◆ EXERCISE ◆
Every line must be returned precisely as it is written.
--- Start of EXTRACTED DATA ---
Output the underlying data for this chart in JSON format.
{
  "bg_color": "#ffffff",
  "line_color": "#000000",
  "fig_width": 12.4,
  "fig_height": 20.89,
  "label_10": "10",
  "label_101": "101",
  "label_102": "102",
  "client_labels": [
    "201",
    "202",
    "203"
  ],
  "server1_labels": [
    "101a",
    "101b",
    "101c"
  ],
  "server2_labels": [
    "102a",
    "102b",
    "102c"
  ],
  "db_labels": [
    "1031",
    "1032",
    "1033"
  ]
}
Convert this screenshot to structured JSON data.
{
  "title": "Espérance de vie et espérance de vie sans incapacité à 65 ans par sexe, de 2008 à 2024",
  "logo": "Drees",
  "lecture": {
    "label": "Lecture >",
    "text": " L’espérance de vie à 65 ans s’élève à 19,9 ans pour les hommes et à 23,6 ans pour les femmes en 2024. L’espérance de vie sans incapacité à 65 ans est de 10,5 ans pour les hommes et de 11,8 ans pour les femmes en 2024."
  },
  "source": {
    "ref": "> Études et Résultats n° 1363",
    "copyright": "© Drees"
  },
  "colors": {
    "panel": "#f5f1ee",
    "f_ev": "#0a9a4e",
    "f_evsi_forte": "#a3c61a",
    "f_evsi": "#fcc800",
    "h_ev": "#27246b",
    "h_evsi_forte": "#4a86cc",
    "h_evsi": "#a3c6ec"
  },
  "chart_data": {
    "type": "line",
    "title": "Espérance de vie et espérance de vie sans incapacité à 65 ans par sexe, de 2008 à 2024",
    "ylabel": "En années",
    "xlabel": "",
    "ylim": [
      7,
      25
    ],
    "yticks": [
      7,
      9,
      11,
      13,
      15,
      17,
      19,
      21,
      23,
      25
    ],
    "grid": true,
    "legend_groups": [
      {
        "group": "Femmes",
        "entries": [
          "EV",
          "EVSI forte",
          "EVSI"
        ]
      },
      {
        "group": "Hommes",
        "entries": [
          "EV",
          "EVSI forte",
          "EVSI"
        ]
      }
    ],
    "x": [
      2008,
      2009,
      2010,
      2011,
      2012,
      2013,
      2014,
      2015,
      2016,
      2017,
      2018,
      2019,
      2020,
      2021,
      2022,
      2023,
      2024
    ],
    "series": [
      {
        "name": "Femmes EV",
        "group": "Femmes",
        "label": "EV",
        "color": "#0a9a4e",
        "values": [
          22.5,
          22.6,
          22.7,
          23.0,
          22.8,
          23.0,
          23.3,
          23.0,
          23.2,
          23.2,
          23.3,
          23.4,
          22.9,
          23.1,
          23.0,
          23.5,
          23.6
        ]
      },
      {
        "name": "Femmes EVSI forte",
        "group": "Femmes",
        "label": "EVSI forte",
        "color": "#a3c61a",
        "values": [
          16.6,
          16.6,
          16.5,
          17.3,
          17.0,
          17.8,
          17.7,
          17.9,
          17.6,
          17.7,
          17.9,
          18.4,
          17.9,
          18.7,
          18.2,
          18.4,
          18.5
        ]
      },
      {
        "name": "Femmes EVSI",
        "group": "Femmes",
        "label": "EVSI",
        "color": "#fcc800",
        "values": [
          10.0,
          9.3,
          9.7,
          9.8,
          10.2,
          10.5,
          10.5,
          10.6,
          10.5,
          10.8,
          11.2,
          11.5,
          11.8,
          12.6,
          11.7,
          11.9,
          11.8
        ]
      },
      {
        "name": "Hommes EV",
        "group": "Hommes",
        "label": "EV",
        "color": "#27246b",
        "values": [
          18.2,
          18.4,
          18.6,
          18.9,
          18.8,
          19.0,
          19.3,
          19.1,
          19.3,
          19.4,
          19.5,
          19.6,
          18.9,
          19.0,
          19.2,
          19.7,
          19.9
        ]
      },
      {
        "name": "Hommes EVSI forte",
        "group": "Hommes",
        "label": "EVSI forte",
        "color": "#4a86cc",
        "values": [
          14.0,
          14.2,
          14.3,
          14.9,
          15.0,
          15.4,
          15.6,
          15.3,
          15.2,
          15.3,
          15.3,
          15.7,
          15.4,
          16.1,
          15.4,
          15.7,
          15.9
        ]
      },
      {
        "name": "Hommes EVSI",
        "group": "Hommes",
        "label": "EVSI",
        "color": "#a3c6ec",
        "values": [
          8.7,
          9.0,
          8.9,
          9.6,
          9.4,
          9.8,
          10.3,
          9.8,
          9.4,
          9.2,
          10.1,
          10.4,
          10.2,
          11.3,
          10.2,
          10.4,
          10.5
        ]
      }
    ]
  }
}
--- End of EXTRACTED DATA ---
◆ CORRECT RESPONSE ◆
Output the underlying data for this chart in JSON format.
{
  "bg_color": "#ffffff",
  "line_color": "#000000",
  "fig_width": 12.4,
  "fig_height": 20.89,
  "label_10": "10",
  "label_101": "101",
  "label_102": "102",
  "client_labels": [
    "201",
    "202",
    "203"
  ],
  "server1_labels": [
    "101a",
    "101b",
    "101c"
  ],
  "server2_labels": [
    "102a",
    "102b",
    "102c"
  ],
  "db_labels": [
    "1031",
    "1032",
    "1033"
  ]
}
Convert this screenshot to structured JSON data.
{
  "title": "Espérance de vie et espérance de vie sans incapacité à 65 ans par sexe, de 2008 à 2024",
  "logo": "Drees",
  "lecture": {
    "label": "Lecture >",
    "text": " L’espérance de vie à 65 ans s’élève à 19,9 ans pour les hommes et à 23,6 ans pour les femmes en 2024. L’espérance de vie sans incapacité à 65 ans est de 10,5 ans pour les hommes et de 11,8 ans pour les femmes en 2024."
  },
  "source": {
    "ref": "> Études et Résultats n° 1363",
    "copyright": "© Drees"
  },
  "colors": {
    "panel": "#f5f1ee",
    "f_ev": "#0a9a4e",
    "f_evsi_forte": "#a3c61a",
    "f_evsi": "#fcc800",
    "h_ev": "#27246b",
    "h_evsi_forte": "#4a86cc",
    "h_evsi": "#a3c6ec"
  },
  "chart_data": {
    "type": "line",
    "title": "Espérance de vie et espérance de vie sans incapacité à 65 ans par sexe, de 2008 à 2024",
    "ylabel": "En années",
    "xlabel": "",
    "ylim": [
      7,
      25
    ],
    "yticks": [
      7,
      9,
      11,
      13,
      15,
      17,
      19,
      21,
      23,
      25
    ],
    "grid": true,
    "legend_groups": [
      {
        "group": "Femmes",
        "entries": [
          "EV",
          "EVSI forte",
          "EVSI"
        ]
      },
      {
        "group": "Hommes",
        "entries": [
          "EV",
          "EVSI forte",
          "EVSI"
        ]
      }
    ],
    "x": [
      2008,
      2009,
      2010,
      2011,
      2012,
      2013,
      2014,
      2015,
      2016,
      2017,
      2018,
      2019,
      2020,
      2021,
      2022,
      2023,
      2024
    ],
    "series": [
      {
        "name": "Femmes EV",
        "group": "Femmes",
        "label": "EV",
        "color": "#0a9a4e",
        "values": [
          22.5,
          22.6,
          22.7,
          23.0,
          22.8,
          23.0,
          23.3,
          23.0,
          23.2,
          23.2,
          23.3,
          23.4,
          22.9,
          23.1,
          23.0,
          23.5,
          23.6
        ]
      },
      {
        "name": "Femmes EVSI forte",
        "group": "Femmes",
        "label": "EVSI forte",
        "color": "#a3c61a",
        "values": [
          16.6,
          16.6,
          16.5,
          17.3,
          17.0,
          17.8,
          17.7,
          17.9,
          17.6,
          17.7,
          17.9,
          18.4,
          17.9,
          18.7,
          18.2,
          18.4,
          18.5
        ]
      },
      {
        "name": "Femmes EVSI",
        "group": "Femmes",
        "label": "EVSI",
        "color": "#fcc800",
        "values": [
          10.0,
          9.3,
          9.7,
          9.8,
          10.2,
          10.5,
          10.5,
          10.6,
          10.5,
          10.8,
          11.2,
          11.5,
          11.8,
          12.6,
          11.7,
          11.9,
          11.8
        ]
      },
      {
        "name": "Hommes EV",
        "group": "Hommes",
        "label": "EV",
        "color": "#27246b",
        "values": [
          18.2,
          18.4,
          18.6,
          18.9,
          18.8,
          19.0,
          19.3,
          19.1,
          19.3,
          19.4,
          19.5,
          19.6,
          18.9,
          19.0,
          19.2,
          19.7,
          19.9
        ]
      },
      {
        "name": "Hommes EVSI forte",
        "group": "Hommes",
        "label": "EVSI forte",
        "color": "#4a86cc",
        "values": [
          14.0,
          14.2,
          14.3,
          14.9,
          15.0,
          15.4,
          15.6,
          15.3,
          15.2,
          15.3,
          15.3,
          15.7,
          15.4,
          16.1,
          15.4,
          15.7,
          15.9
        ]
      },
      {
        "name": "Hommes EVSI",
        "group": "Hommes",
        "label": "EVSI",
        "color": "#a3c6ec",
        "values": [
          8.7,
          9.0,
          8.9,
          9.6,
          9.4,
          9.8,
          10.3,
          9.8,
          9.4,
          9.2,
          10.1,
          10.4,
          10.2,
          11.3,
          10.2,
          10.4,
          10.5
        ]
      }
    ]
  }
}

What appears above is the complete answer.